═════ Supplied records ═════
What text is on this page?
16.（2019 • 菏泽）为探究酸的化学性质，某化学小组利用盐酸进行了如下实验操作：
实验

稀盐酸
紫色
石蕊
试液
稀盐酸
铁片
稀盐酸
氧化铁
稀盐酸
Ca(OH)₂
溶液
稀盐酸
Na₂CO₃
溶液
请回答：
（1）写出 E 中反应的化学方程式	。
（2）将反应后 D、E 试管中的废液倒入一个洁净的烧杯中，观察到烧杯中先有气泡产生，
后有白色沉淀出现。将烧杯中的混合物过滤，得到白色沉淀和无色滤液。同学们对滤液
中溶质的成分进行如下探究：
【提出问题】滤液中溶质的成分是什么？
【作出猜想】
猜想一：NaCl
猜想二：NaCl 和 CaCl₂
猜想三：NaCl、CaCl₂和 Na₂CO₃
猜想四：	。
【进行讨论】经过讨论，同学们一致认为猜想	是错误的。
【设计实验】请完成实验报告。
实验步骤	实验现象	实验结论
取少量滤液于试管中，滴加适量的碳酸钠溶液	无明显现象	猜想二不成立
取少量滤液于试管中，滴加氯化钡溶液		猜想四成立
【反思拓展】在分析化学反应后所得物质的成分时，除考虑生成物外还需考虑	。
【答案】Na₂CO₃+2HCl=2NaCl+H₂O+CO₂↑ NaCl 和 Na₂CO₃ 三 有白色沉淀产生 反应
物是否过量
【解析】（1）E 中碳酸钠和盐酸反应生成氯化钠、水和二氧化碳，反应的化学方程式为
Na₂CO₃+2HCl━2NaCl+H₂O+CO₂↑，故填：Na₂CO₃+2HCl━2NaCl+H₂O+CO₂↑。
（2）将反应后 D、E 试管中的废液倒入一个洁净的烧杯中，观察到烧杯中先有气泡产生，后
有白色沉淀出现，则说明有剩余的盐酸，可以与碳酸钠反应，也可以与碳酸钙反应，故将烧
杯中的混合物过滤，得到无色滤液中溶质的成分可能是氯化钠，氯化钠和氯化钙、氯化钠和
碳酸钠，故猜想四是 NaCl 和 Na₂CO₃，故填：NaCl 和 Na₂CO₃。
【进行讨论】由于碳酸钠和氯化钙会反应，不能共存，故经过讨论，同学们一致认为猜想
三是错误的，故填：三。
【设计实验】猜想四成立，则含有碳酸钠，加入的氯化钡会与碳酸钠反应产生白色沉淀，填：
═════
▶ **Given exercise**: Search the lines above for the string "试管中的废液倒入一个洁净的烧杯中", then show every one that has it.

▶ **Exercise output**:
（2）将反应后 D、E 试管中的废液倒入一个洁净的烧杯中，观察到烧杯中先有气泡产生，
（2）将反应后 D、E 试管中的废液倒入一个洁净的烧杯中，观察到烧杯中先有气泡产生，后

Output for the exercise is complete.